◆ Task requirements ◆
Go through the entries one line at a time, and gather every line that has the word "color".

# START OF Given information

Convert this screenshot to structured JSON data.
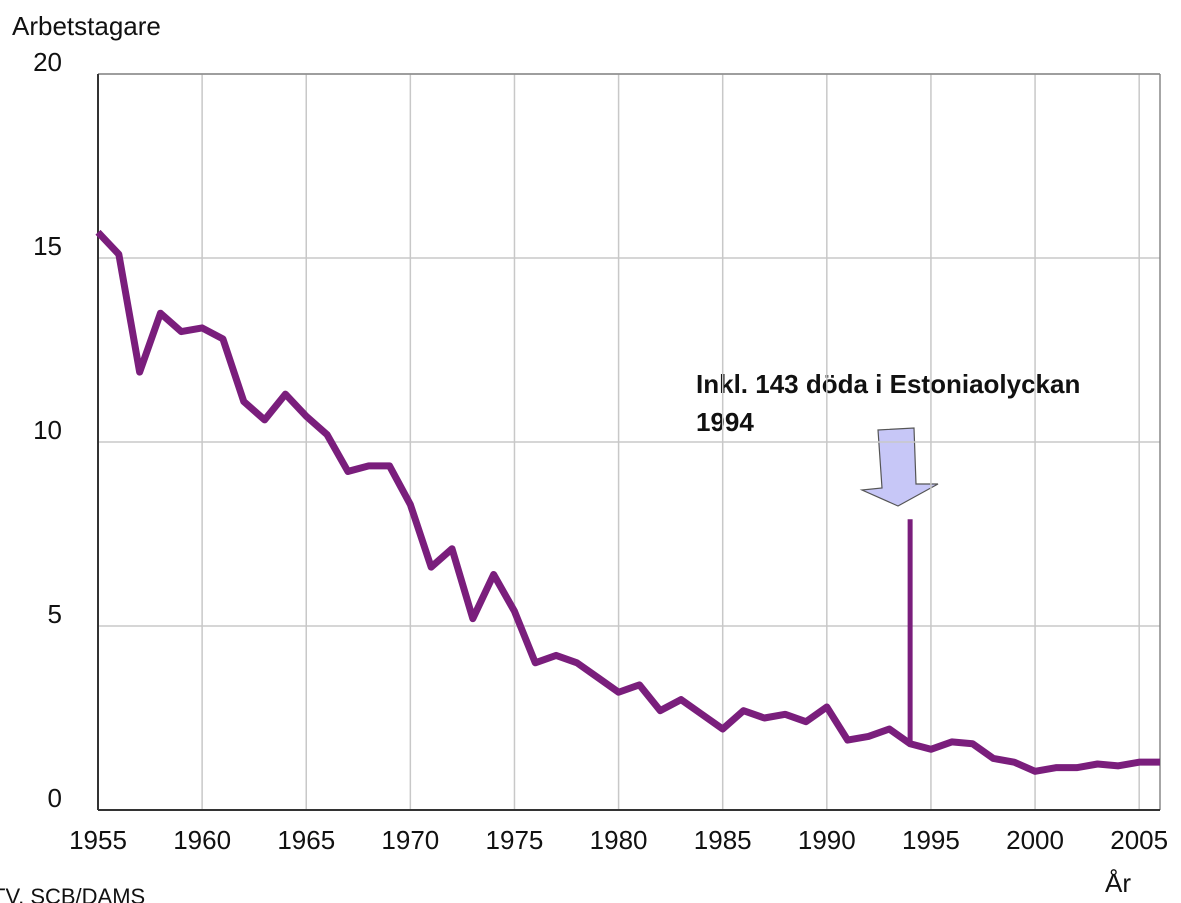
{
  "chart_data": {
    "type": "line",
    "y_label": "Arbetstagare",
    "x_label": "År",
    "source": "TV, SCB/DAMS",
    "x": [
      1955,
      1956,
      1957,
      1958,
      1959,
      1960,
      1961,
      1962,
      1963,
      1964,
      1965,
      1966,
      1967,
      1968,
      1969,
      1970,
      1971,
      1972,
      1973,
      1974,
      1975,
      1976,
      1977,
      1978,
      1979,
      1980,
      1981,
      1982,
      1983,
      1984,
      1985,
      1986,
      1987,
      1988,
      1989,
      1990,
      1991,
      1992,
      1993,
      1994,
      1995,
      1996,
      1997,
      1998,
      1999,
      2000,
      2001,
      2002,
      2003,
      2004,
      2005,
      2006
    ],
    "series": [
      {
        "color": "#7a1e7c",
        "values": [
          15.7,
          15.1,
          11.9,
          13.5,
          13.0,
          13.1,
          12.8,
          11.1,
          10.6,
          11.3,
          10.7,
          10.2,
          9.2,
          9.35,
          9.35,
          8.3,
          6.6,
          7.1,
          5.2,
          6.4,
          5.4,
          4.0,
          4.2,
          4.0,
          3.6,
          3.2,
          3.4,
          2.7,
          3.0,
          2.6,
          2.2,
          2.7,
          2.5,
          2.6,
          2.4,
          2.8,
          1.9,
          2.0,
          2.2,
          1.8,
          1.65,
          1.85,
          1.8,
          1.4,
          1.3,
          1.05,
          1.15,
          1.15,
          1.25,
          1.2,
          1.3,
          1.3
        ]
      }
    ],
    "annotation": {
      "lines": [
        "Inkl. 143 döda i Estoniaolyckan",
        "1994"
      ],
      "x": 1994,
      "value": 7.9
    },
    "xlim": [
      1955,
      2006
    ],
    "xticks": [
      1955,
      1960,
      1965,
      1970,
      1975,
      1980,
      1985,
      1990,
      1995,
      2000,
      2005
    ],
    "ylim": [
      0,
      20
    ],
    "yticks": [
      0,
      5,
      10,
      15,
      20
    ],
    "grid": true
  }
}
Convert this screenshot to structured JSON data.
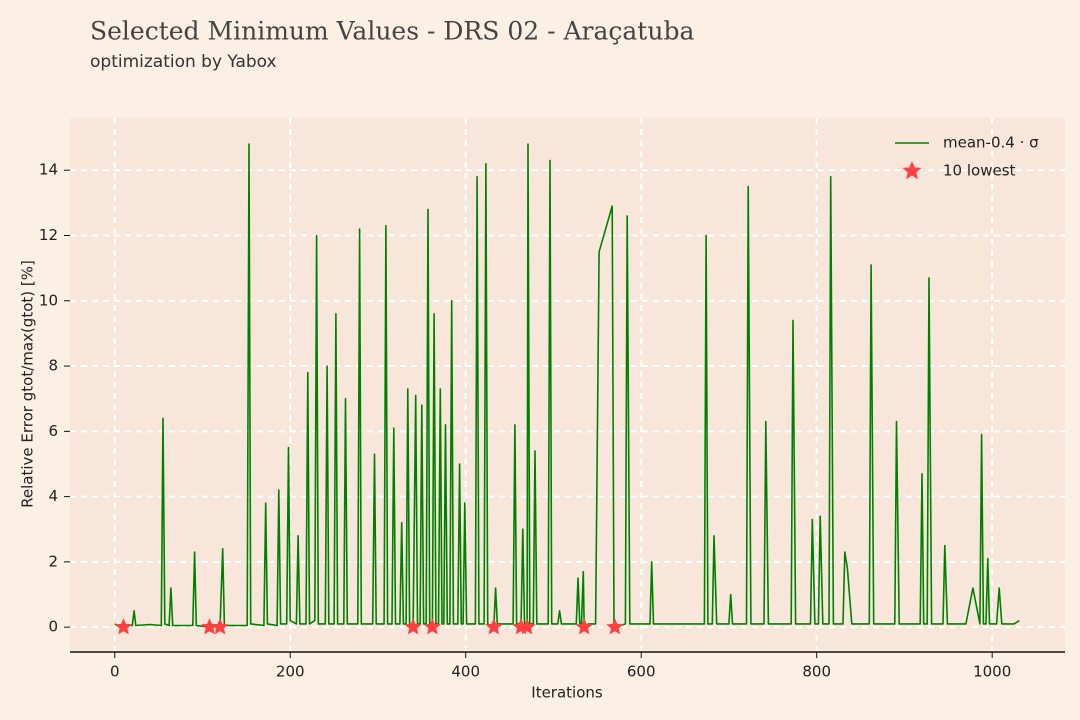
{
  "chart_data": {
    "type": "line",
    "title": "Selected Minimum Values - DRS 02 - Araçatuba",
    "subtitle": "optimization by Yabox",
    "x_label": "Iterations",
    "y_label": "Relative Error gtot/max(gtot) [%]",
    "xlim": [
      -51,
      1083
    ],
    "ylim": [
      -0.7,
      15.6
    ],
    "xticks": [
      0,
      200,
      400,
      600,
      800,
      1000
    ],
    "yticks": [
      0,
      2,
      4,
      6,
      8,
      10,
      12,
      14
    ],
    "grid": true,
    "legend": "upper right",
    "series": [
      {
        "name": "mean-0.4 · σ",
        "color": "#008000",
        "mode": "line",
        "x": [
          0,
          5,
          10,
          15,
          20,
          22,
          24,
          40,
          53,
          55,
          57,
          62,
          64,
          66,
          89,
          91,
          93,
          108,
          115,
          120,
          123,
          125,
          151,
          153,
          155,
          170,
          172,
          174,
          185,
          187,
          189,
          196,
          198,
          200,
          207,
          209,
          211,
          218,
          220,
          222,
          228,
          230,
          232,
          240,
          242,
          244,
          250,
          252,
          254,
          261,
          263,
          265,
          277,
          279,
          281,
          294,
          296,
          298,
          307,
          309,
          311,
          316,
          318,
          320,
          325,
          327,
          329,
          332,
          334,
          336,
          340,
          343,
          345,
          348,
          350,
          352,
          355,
          357,
          359,
          362,
          364,
          366,
          369,
          371,
          373,
          375,
          377,
          379,
          382,
          384,
          386,
          391,
          393,
          395,
          397,
          399,
          401,
          411,
          413,
          415,
          421,
          423,
          425,
          432,
          434,
          436,
          454,
          456,
          458,
          461,
          463,
          465,
          467,
          469,
          470,
          471,
          473,
          477,
          479,
          481,
          494,
          496,
          498,
          505,
          507,
          509,
          526,
          528,
          530,
          532,
          534,
          535,
          540,
          548,
          552,
          567,
          569,
          570,
          582,
          584,
          587,
          610,
          612,
          614,
          650,
          672,
          674,
          676,
          681,
          683,
          686,
          700,
          702,
          704,
          720,
          722,
          725,
          740,
          742,
          745,
          771,
          773,
          776,
          793,
          795,
          798,
          802,
          804,
          807,
          814,
          816,
          819,
          830,
          832,
          835,
          840,
          860,
          862,
          865,
          889,
          891,
          894,
          918,
          920,
          922,
          926,
          928,
          931,
          944,
          946,
          949,
          970,
          978,
          986,
          988,
          990,
          993,
          995,
          997,
          1005,
          1008,
          1011,
          1025,
          1031
        ],
        "values": [
          0.1,
          0.02,
          0.0,
          0.08,
          0.05,
          0.5,
          0.05,
          0.08,
          0.05,
          6.4,
          0.1,
          0.05,
          1.2,
          0.05,
          0.05,
          2.3,
          0.05,
          0.0,
          0.05,
          0.0,
          2.4,
          0.05,
          0.05,
          14.8,
          0.1,
          0.05,
          3.8,
          0.1,
          0.05,
          4.2,
          0.1,
          0.1,
          5.5,
          0.2,
          0.1,
          2.8,
          0.1,
          0.1,
          7.8,
          0.1,
          0.2,
          12.0,
          0.1,
          0.1,
          8.0,
          0.1,
          0.1,
          9.6,
          0.1,
          0.1,
          7.0,
          0.1,
          0.1,
          12.2,
          0.1,
          0.1,
          5.3,
          0.1,
          0.1,
          12.3,
          0.1,
          0.1,
          6.1,
          0.1,
          0.1,
          3.2,
          0.1,
          0.1,
          7.3,
          0.1,
          0.0,
          7.1,
          0.1,
          0.1,
          6.8,
          0.1,
          0.1,
          12.8,
          0.1,
          0.0,
          9.6,
          0.1,
          0.1,
          7.3,
          0.1,
          0.1,
          6.2,
          0.1,
          0.1,
          10.0,
          0.1,
          0.1,
          5.0,
          0.1,
          0.1,
          3.8,
          0.1,
          0.1,
          13.8,
          0.1,
          0.1,
          14.2,
          0.1,
          0.0,
          1.2,
          0.1,
          0.1,
          6.2,
          0.1,
          0.1,
          0.0,
          3.0,
          0.1,
          0.1,
          0.0,
          14.8,
          0.1,
          0.1,
          5.4,
          0.1,
          0.1,
          14.3,
          0.1,
          0.1,
          0.5,
          0.1,
          0.1,
          1.5,
          0.1,
          0.1,
          1.7,
          0.0,
          0.1,
          0.1,
          11.5,
          12.9,
          0.1,
          0.0,
          0.1,
          12.6,
          0.1,
          0.1,
          2.0,
          0.1,
          0.1,
          0.1,
          12.0,
          0.1,
          0.1,
          2.8,
          0.1,
          0.1,
          1.0,
          0.1,
          0.1,
          13.5,
          0.1,
          0.1,
          6.3,
          0.1,
          0.1,
          9.4,
          0.1,
          0.1,
          3.3,
          0.1,
          0.1,
          3.4,
          0.1,
          0.1,
          13.8,
          0.1,
          0.1,
          2.3,
          1.8,
          0.1,
          0.1,
          11.1,
          0.1,
          0.1,
          6.3,
          0.1,
          0.1,
          4.7,
          0.1,
          0.1,
          10.7,
          0.1,
          0.1,
          2.5,
          0.1,
          0.1,
          1.2,
          0.1,
          5.9,
          0.1,
          0.1,
          2.1,
          0.1,
          0.1,
          1.2,
          0.1,
          0.1,
          0.2
        ]
      },
      {
        "name": "10 lowest",
        "color": "#ff4040",
        "mode": "marker",
        "x": [
          10,
          108,
          120,
          340,
          362,
          432,
          463,
          470,
          535,
          570
        ],
        "values": [
          0,
          0,
          0,
          0,
          0,
          0,
          0,
          0,
          0,
          0
        ]
      }
    ]
  }
}
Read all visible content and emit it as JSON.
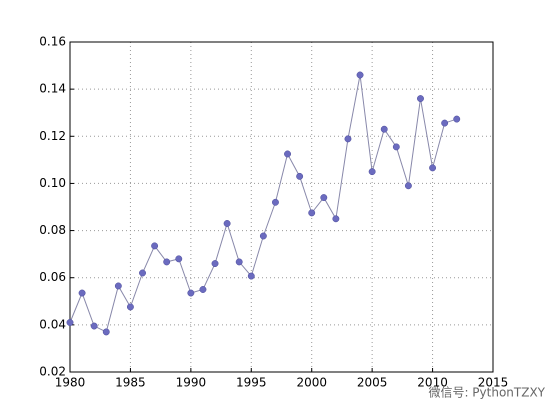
{
  "chart_data": {
    "type": "line",
    "x": [
      1980,
      1981,
      1982,
      1983,
      1984,
      1985,
      1986,
      1987,
      1988,
      1989,
      1990,
      1991,
      1992,
      1993,
      1994,
      1995,
      1996,
      1997,
      1998,
      1999,
      2000,
      2001,
      2002,
      2003,
      2004,
      2005,
      2006,
      2007,
      2008,
      2009,
      2010,
      2011,
      2012
    ],
    "series": [
      {
        "color": "#6b6bbf",
        "values": [
          0.041,
          0.0535,
          0.0395,
          0.037,
          0.0565,
          0.0476,
          0.062,
          0.0735,
          0.0667,
          0.068,
          0.0535,
          0.055,
          0.066,
          0.083,
          0.0667,
          0.0607,
          0.0777,
          0.092,
          0.1125,
          0.103,
          0.0875,
          0.094,
          0.085,
          0.1189,
          0.146,
          0.105,
          0.123,
          0.1155,
          0.099,
          0.136,
          0.1066,
          0.1256,
          0.1273
        ]
      }
    ],
    "xlim": [
      1980,
      2015
    ],
    "xticks": [
      1980,
      1985,
      1990,
      1995,
      2000,
      2005,
      2010,
      2015
    ],
    "ylim": [
      0.02,
      0.16
    ],
    "yticks": [
      0.02,
      0.04,
      0.06,
      0.08,
      {
        "value": 0.1,
        "label": "0.10"
      },
      0.12,
      0.14,
      0.16
    ],
    "grid": true,
    "annotation": "微信号: PythonTZXY"
  }
}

# END OF Given information

◆ Solved exercise ◆
        "color": "#7a1e7c",
        "color": "#008000",
        "color": "#ff4040",
        "color": "#6b6bbf",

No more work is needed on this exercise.